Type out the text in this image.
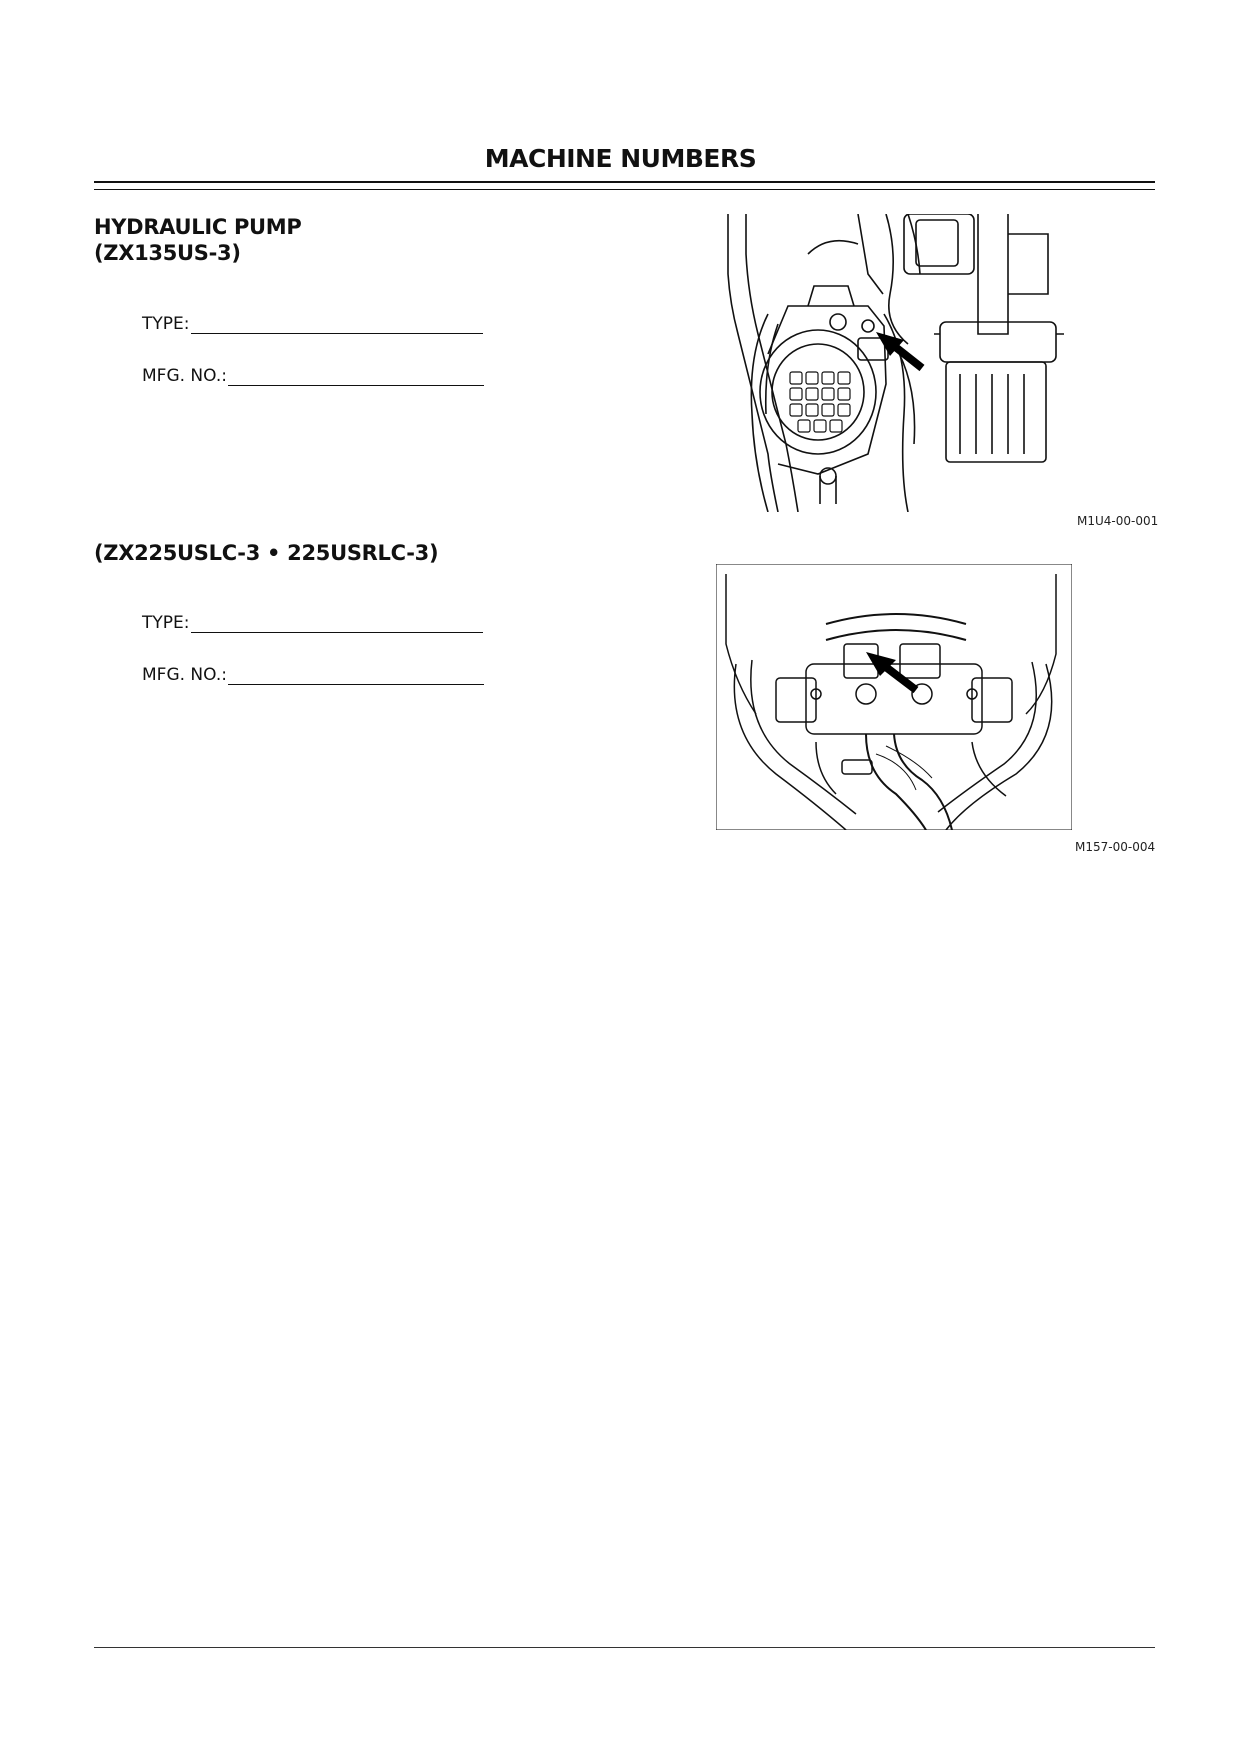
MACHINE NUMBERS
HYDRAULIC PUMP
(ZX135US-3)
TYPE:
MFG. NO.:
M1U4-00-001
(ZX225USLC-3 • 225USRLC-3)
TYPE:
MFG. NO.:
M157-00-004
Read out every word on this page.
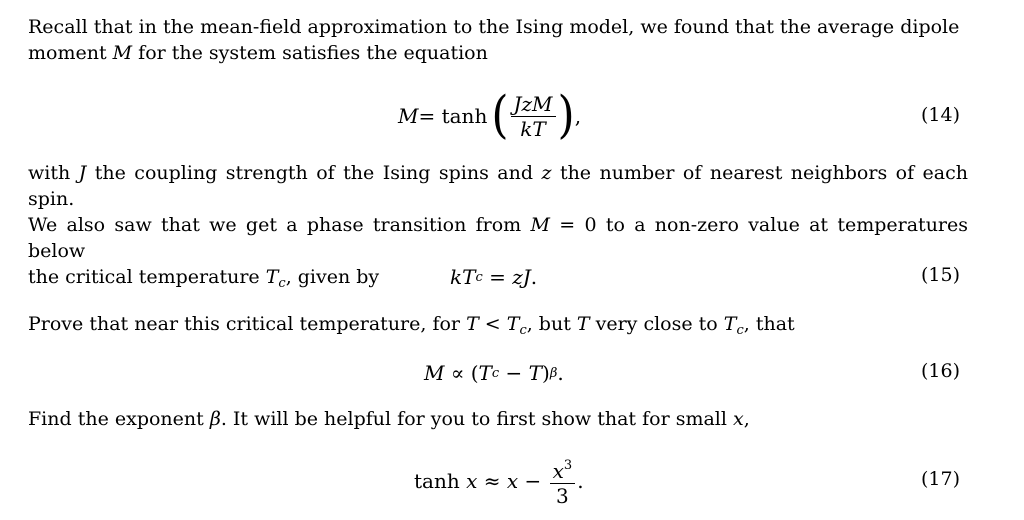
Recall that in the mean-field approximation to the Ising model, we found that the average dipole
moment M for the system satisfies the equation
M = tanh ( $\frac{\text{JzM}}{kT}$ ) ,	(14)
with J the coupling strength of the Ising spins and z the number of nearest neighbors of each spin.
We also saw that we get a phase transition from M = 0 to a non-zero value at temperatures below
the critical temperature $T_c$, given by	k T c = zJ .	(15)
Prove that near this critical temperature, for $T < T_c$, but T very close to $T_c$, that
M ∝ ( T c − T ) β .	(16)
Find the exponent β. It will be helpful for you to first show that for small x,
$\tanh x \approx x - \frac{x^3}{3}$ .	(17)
- - -
Given task
Extract only the lines from the line containing "Read out every word on this page." through the final line of the records; keep both ends and drop every picture.

The output
Read out every word on this page.
Recall that in the mean-field approximation to the Ising model, we found that the average dipole
moment M for the system satisfies the equation
M = tanh ( $\frac{\text{JzM}}{kT}$ ) ,	(14)
with J the coupling strength of the Ising spins and z the number of nearest neighbors of each spin.
We also saw that we get a phase transition from M = 0 to a non-zero value at temperatures below
the critical temperature $T_c$, given by	k T c = zJ .	(15)
Prove that near this critical temperature, for $T < T_c$, but T very close to $T_c$, that
M ∝ ( T c − T ) β .	(16)
Find the exponent β. It will be helpful for you to first show that for small x,
$\tanh x \approx x - \frac{x^3}{3}$ .	(17)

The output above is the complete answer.